(Entries supplied)
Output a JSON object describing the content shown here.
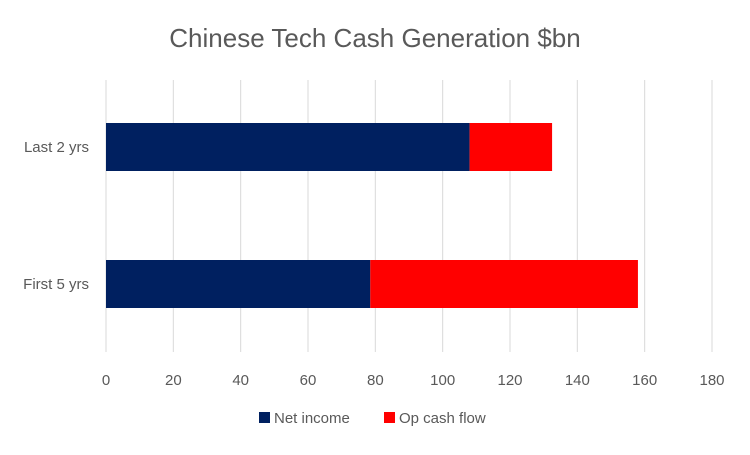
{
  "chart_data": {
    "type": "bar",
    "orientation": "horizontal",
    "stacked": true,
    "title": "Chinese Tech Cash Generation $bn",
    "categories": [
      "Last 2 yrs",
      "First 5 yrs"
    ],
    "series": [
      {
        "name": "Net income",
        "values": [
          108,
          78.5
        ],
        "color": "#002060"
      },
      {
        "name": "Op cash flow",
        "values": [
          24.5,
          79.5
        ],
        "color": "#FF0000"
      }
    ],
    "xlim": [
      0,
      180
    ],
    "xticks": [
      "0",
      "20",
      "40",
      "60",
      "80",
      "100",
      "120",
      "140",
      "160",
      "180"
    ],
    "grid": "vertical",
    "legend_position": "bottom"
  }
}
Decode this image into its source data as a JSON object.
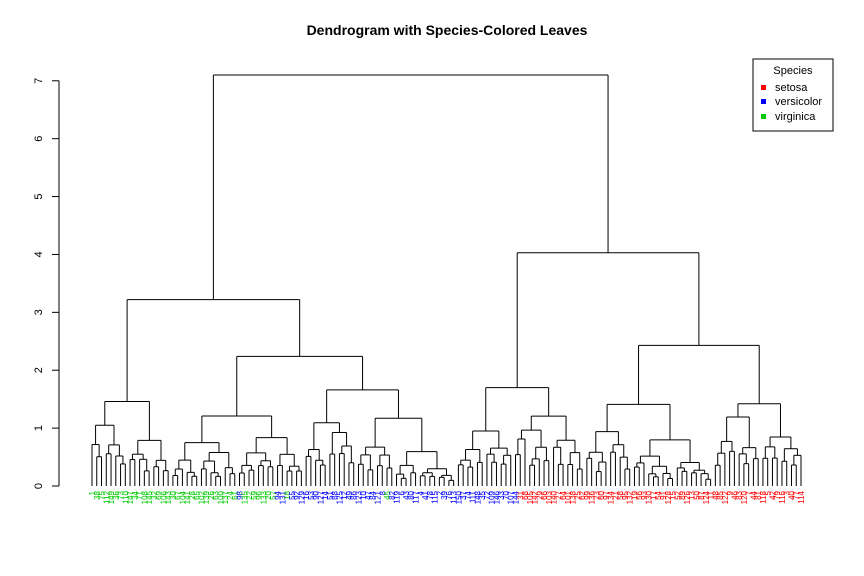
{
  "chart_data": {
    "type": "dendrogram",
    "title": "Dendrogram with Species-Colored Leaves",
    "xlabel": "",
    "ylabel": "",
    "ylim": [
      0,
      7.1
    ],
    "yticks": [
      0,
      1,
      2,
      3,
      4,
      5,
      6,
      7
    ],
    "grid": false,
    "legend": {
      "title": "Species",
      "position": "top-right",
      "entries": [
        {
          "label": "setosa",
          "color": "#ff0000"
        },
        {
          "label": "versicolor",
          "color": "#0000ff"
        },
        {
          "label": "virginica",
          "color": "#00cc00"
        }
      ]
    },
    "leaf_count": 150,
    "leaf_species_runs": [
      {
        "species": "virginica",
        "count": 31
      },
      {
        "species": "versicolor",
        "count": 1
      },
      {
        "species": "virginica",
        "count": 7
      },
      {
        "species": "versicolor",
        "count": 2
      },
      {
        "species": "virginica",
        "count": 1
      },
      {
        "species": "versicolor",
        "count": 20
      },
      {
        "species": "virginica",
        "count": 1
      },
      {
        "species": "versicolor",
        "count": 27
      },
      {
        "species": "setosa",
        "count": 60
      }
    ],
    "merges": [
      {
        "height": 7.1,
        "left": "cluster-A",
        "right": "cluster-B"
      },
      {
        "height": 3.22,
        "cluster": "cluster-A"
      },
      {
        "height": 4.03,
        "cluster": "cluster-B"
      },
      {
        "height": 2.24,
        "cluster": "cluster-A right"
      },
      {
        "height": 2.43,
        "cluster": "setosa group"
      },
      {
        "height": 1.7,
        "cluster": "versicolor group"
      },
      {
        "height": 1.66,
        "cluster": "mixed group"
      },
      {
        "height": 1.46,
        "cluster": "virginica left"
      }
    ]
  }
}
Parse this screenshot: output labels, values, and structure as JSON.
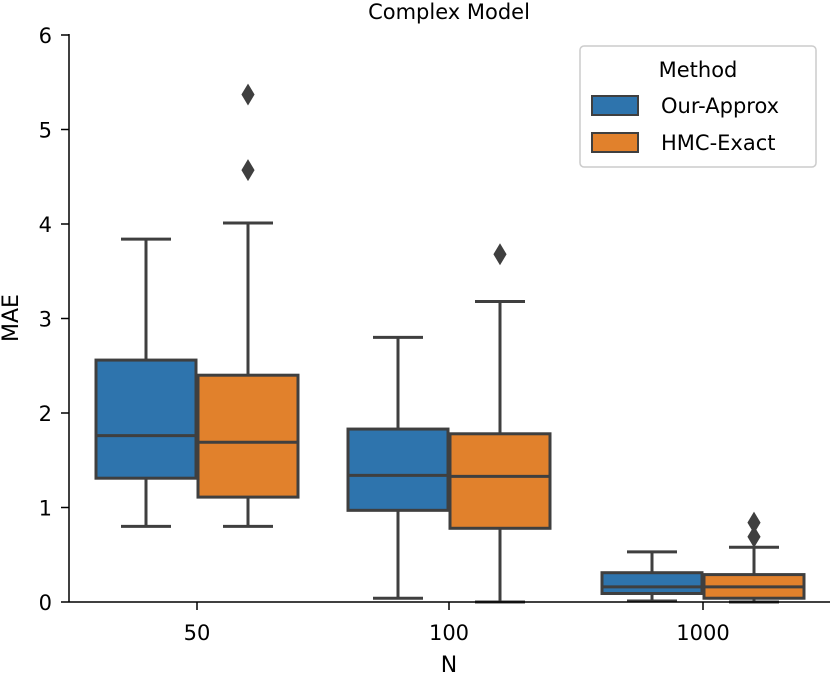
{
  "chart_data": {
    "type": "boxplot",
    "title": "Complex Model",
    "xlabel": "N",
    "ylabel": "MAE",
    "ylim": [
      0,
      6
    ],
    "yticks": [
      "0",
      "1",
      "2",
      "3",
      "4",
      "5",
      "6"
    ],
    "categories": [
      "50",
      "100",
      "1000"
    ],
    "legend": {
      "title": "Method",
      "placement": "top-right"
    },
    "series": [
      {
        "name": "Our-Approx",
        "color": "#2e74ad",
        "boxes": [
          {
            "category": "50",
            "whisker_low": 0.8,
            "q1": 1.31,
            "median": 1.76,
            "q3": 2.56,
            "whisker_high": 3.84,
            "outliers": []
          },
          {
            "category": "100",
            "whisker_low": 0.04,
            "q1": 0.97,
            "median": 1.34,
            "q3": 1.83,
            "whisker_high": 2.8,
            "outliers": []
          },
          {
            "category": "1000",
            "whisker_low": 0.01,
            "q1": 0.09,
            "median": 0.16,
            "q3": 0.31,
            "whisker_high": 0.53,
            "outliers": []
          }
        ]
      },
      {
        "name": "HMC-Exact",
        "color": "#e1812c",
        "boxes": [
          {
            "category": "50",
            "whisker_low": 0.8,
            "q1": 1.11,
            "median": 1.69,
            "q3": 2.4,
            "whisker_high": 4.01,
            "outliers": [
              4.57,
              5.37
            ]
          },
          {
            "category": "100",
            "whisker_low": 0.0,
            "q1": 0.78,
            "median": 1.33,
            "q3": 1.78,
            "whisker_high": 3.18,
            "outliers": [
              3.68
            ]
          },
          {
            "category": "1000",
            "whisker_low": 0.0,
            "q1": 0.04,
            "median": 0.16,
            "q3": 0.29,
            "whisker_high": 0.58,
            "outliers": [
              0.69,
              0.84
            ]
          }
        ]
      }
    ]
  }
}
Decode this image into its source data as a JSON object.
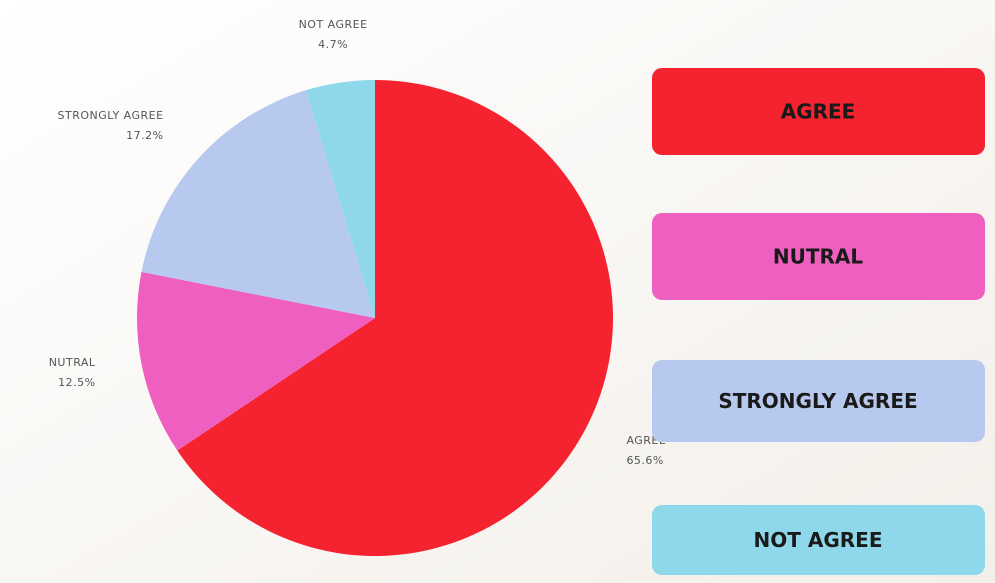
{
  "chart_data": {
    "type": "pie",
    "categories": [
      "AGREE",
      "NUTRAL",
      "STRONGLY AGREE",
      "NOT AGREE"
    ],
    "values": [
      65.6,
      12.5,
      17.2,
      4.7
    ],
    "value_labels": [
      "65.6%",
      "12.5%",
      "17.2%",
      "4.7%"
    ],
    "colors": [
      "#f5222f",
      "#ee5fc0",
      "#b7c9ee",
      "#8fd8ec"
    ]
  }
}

(Set task) Each line that has the word "type" should be copied.

(Expected answer)
    "type": "bar",
    "type": "dendrogram",
    "type": "boxplot",
    "type": "pie",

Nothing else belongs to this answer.